Public Startup Company Receives Informal Inquiry Notice from Securities and Exchange Commission to Verify Compliance with SEC Rule 506(c) in JOBS Act General Solicitation
Henderson, NV, December 10, 2013 --(PR.com
)-- Public Startup Company, Inc. (https://PublicStartup.com) received notice from Securities and Exchange Commission, the SEC is conducting an informal inquiry into possible violations of federal securities law by the company or its Co-Founder/CEO, Jason Coombs.
The company is cooperating with the inquiry. Jason Coombs previously provided voluntary disclosures relating to general solicitation of the company's unregistered securities in compliance with JOBS Act Rules such as the company's "Investor Days" social media and JOBS-ACT.com website.
“I am happy to see confirmation the SEC is capable of executing important, time-sensitive investigations that can result in enforcement actions against anyone who might abuse or violate JOBS Act Rules,” said Jason Coombs, CEO of Public Startup Company, Inc. “For 79 years SEC has been driving financial market regulatory oversight for the U.S. government. To many observers it appeared the SEC was asleep at the wheel as it drove the U.S. economy off a cliff through its participation in what everyone knew was systemic corruption.”
Mr. Coombs has been writing letters to SEC on issues, including JOBS Act rulemaking now underway, since previous SEC Chair Mary Schapiro resigned in protest rather than follow federal law by allowing SEC to complete rulemaking mandated by the JOBS Act.
As former CEO of FINRA (Financial Industry Regulatory Authority) prior to being named SEC Chair in 2009, there were few people in the world with more expertise in the previously-corrupt politics of federal securities regulation than Mary Schapiro. She was in charge of FINRA, then SEC, during the financial crisis.
The JOBS Act legislation, which Mary Schapiro interfered with implementation of until her resignation, restores a basic constitutional right to speak publicly about capital fundraising, a right which Schapiro opposed because of her personal politics.
An email from Mary Schapiro revealed her reasoning, in her own words: "I don't want to be tagged with an Anti-Investor legacy."
“SEC is, and has been since 1934, just a political commission with no law enforcement power. It is not surprising that it was sabotaged from within for political reasons for eight decades but politics had a particularly harmful impact during tenure of Mary Schapiro,” said Jason Coombs. “Rather than working diligently to repair problems she helped to cause, Schapiro resigned.”

### Data shown
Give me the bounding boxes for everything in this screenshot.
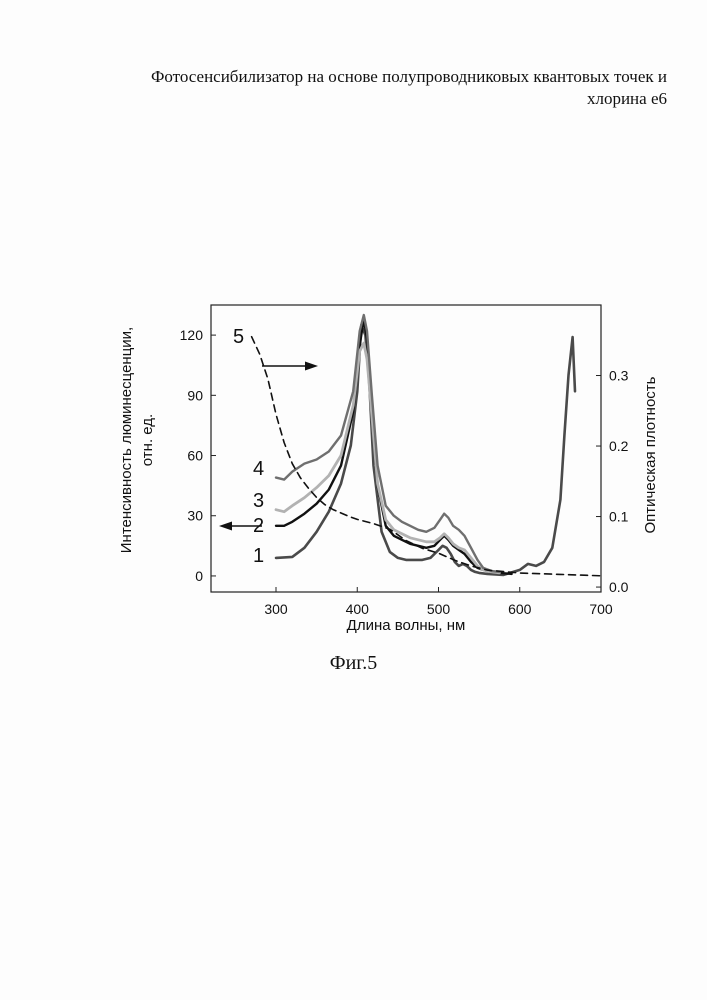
x-tick-label: 700 — [589, 601, 613, 617]
curve-label-4: 4 — [253, 458, 264, 480]
series-line-5 — [252, 337, 601, 576]
right-axis-arrow-head — [305, 362, 318, 371]
series-line-2 — [276, 319, 512, 574]
x-axis-title: Длина волны, нм — [347, 617, 466, 634]
y-left-tick-label: 0 — [195, 568, 203, 584]
series-line-1 — [276, 325, 575, 575]
x-tick-label: 300 — [264, 601, 288, 617]
y-right-tick-label: 0.3 — [609, 368, 629, 384]
x-tick-label: 500 — [427, 601, 451, 617]
x-tick-label: 600 — [508, 601, 532, 617]
y-left-tick-label: 30 — [187, 508, 203, 524]
y-left-axis-title-line2: отн. ед. — [139, 414, 156, 466]
plot-frame — [211, 305, 601, 592]
arrows-layer — [219, 362, 318, 531]
x-tick-label: 400 — [346, 601, 370, 617]
curve-label-3: 3 — [253, 490, 264, 512]
y-left-tick-label: 60 — [187, 448, 203, 464]
y-right-tick-label: 0.0 — [609, 579, 629, 595]
curve-label-2: 2 — [253, 515, 264, 537]
left-axis-arrow-head — [219, 522, 232, 531]
series-line-4 — [276, 315, 499, 572]
y-left-tick-label: 90 — [187, 387, 203, 403]
y-right-tick-label: 0.1 — [609, 509, 629, 525]
curve-labels: 5 4 3 2 1 — [233, 326, 264, 567]
y-left-axis-title-line1: Интенсивность люминесценции, — [118, 327, 135, 553]
y-right-tick-label: 0.2 — [609, 438, 629, 454]
y-right-axis-title: Оптическая плотность — [642, 376, 659, 533]
series-layer — [252, 315, 601, 576]
figure-caption: Фиг.5 — [0, 652, 707, 675]
curve-label-5: 5 — [233, 326, 244, 348]
y-left-tick-label: 120 — [180, 327, 204, 343]
curve-label-1: 1 — [253, 545, 264, 567]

### The tasks
• 1. According to the press release, in what year was Mary Schapiro named SEC Chair?
• 2. Please return everything in the press release from "As former CEO" down to "her personal politics.".
• 3. List every four-digit year that appears in the press release.

### Solved problems
• 1. 2009

• 2.
As former CEO of FINRA (Financial Industry Regulatory Authority) prior to being named SEC Chair in 2009, there were few people in the world with more expertise in the previously-corrupt politics of federal securities regulation than Mary Schapiro. She was in charge of FINRA, then SEC, during the financial crisis.
The JOBS Act legislation, which Mary Schapiro interfered with implementation of until her resignation, restores a basic constitutional right to speak publicly about capital fundraising, a right which Schapiro opposed because of her personal politics.

• 3. 2013, 2009, 1934